- _TASK TO CARRY OUT_
Would you restate all the data that follows, word for word?

Dataset records

--- --- ---

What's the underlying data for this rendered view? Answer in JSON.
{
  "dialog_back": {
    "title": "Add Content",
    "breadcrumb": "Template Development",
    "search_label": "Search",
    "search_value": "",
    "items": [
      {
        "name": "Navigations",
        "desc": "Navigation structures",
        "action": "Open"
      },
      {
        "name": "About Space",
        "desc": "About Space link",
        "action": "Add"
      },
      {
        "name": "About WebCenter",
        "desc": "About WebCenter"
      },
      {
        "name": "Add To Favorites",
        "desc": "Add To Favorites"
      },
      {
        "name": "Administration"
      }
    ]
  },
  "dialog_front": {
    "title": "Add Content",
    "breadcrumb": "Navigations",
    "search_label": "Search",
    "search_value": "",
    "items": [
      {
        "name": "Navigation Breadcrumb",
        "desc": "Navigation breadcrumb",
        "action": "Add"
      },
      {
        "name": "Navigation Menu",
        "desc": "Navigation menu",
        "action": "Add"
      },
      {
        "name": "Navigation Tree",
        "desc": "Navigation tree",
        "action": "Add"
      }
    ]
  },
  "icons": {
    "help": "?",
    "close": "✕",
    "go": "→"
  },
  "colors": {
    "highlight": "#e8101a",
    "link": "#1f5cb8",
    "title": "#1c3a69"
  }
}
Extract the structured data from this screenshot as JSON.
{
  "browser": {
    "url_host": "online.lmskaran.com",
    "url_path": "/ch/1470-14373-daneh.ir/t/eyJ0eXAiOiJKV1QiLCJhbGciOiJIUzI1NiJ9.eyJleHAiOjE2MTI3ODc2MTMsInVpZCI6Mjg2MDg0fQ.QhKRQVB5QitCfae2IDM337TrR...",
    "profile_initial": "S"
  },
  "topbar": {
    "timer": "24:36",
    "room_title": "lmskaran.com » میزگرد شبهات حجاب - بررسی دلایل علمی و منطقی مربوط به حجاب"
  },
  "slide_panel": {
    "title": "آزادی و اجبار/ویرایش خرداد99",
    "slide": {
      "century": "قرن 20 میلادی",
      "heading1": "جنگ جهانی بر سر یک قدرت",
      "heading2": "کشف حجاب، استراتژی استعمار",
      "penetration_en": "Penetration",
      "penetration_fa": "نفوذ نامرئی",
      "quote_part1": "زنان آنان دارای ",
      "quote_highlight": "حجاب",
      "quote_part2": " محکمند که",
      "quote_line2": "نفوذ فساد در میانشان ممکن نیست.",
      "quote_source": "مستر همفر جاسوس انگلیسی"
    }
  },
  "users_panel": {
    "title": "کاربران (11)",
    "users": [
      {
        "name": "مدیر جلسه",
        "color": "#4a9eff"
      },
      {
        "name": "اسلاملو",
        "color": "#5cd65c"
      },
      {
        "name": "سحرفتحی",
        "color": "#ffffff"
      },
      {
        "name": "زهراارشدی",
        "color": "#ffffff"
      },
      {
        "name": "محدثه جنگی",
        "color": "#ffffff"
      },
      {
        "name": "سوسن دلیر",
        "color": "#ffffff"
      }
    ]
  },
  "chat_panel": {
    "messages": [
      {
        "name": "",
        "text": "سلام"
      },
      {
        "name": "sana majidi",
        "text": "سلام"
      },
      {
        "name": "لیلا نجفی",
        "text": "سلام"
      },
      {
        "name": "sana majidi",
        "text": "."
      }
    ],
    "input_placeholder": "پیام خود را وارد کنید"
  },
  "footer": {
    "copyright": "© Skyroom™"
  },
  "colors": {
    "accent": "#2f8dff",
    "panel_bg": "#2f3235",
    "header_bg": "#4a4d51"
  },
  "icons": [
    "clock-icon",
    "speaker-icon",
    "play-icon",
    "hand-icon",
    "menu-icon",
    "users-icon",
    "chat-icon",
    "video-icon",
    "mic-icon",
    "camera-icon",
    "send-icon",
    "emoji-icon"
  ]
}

--- --- ---

- _FULL OUTPUT_
What's the underlying data for this rendered view? Answer in JSON.
{
  "dialog_back": {
    "title": "Add Content",
    "breadcrumb": "Template Development",
    "search_label": "Search",
    "search_value": "",
    "items": [
      {
        "name": "Navigations",
        "desc": "Navigation structures",
        "action": "Open"
      },
      {
        "name": "About Space",
        "desc": "About Space link",
        "action": "Add"
      },
      {
        "name": "About WebCenter",
        "desc": "About WebCenter"
      },
      {
        "name": "Add To Favorites",
        "desc": "Add To Favorites"
      },
      {
        "name": "Administration"
      }
    ]
  },
  "dialog_front": {
    "title": "Add Content",
    "breadcrumb": "Navigations",
    "search_label": "Search",
    "search_value": "",
    "items": [
      {
        "name": "Navigation Breadcrumb",
        "desc": "Navigation breadcrumb",
        "action": "Add"
      },
      {
        "name": "Navigation Menu",
        "desc": "Navigation menu",
        "action": "Add"
      },
      {
        "name": "Navigation Tree",
        "desc": "Navigation tree",
        "action": "Add"
      }
    ]
  },
  "icons": {
    "help": "?",
    "close": "✕",
    "go": "→"
  },
  "colors": {
    "highlight": "#e8101a",
    "link": "#1f5cb8",
    "title": "#1c3a69"
  }
}
Extract the structured data from this screenshot as JSON.
{
  "browser": {
    "url_host": "online.lmskaran.com",
    "url_path": "/ch/1470-14373-daneh.ir/t/eyJ0eXAiOiJKV1QiLCJhbGciOiJIUzI1NiJ9.eyJleHAiOjE2MTI3ODc2MTMsInVpZCI6Mjg2MDg0fQ.QhKRQVB5QitCfae2IDM337TrR...",
    "profile_initial": "S"
  },
  "topbar": {
    "timer": "24:36",
    "room_title": "lmskaran.com » میزگرد شبهات حجاب - بررسی دلایل علمی و منطقی مربوط به حجاب"
  },
  "slide_panel": {
    "title": "آزادی و اجبار/ویرایش خرداد99",
    "slide": {
      "century": "قرن 20 میلادی",
      "heading1": "جنگ جهانی بر سر یک قدرت",
      "heading2": "کشف حجاب، استراتژی استعمار",
      "penetration_en": "Penetration",
      "penetration_fa": "نفوذ نامرئی",
      "quote_part1": "زنان آنان دارای ",
      "quote_highlight": "حجاب",
      "quote_part2": " محکمند که",
      "quote_line2": "نفوذ فساد در میانشان ممکن نیست.",
      "quote_source": "مستر همفر جاسوس انگلیسی"
    }
  },
  "users_panel": {
    "title": "کاربران (11)",
    "users": [
      {
        "name": "مدیر جلسه",
        "color": "#4a9eff"
      },
      {
        "name": "اسلاملو",
        "color": "#5cd65c"
      },
      {
        "name": "سحرفتحی",
        "color": "#ffffff"
      },
      {
        "name": "زهراارشدی",
        "color": "#ffffff"
      },
      {
        "name": "محدثه جنگی",
        "color": "#ffffff"
      },
      {
        "name": "سوسن دلیر",
        "color": "#ffffff"
      }
    ]
  },
  "chat_panel": {
    "messages": [
      {
        "name": "",
        "text": "سلام"
      },
      {
        "name": "sana majidi",
        "text": "سلام"
      },
      {
        "name": "لیلا نجفی",
        "text": "سلام"
      },
      {
        "name": "sana majidi",
        "text": "."
      }
    ],
    "input_placeholder": "پیام خود را وارد کنید"
  },
  "footer": {
    "copyright": "© Skyroom™"
  },
  "colors": {
    "accent": "#2f8dff",
    "panel_bg": "#2f3235",
    "header_bg": "#4a4d51"
  },
  "icons": [
    "clock-icon",
    "speaker-icon",
    "play-icon",
    "hand-icon",
    "menu-icon",
    "users-icon",
    "chat-icon",
    "video-icon",
    "mic-icon",
    "camera-icon",
    "send-icon",
    "emoji-icon"
  ]
}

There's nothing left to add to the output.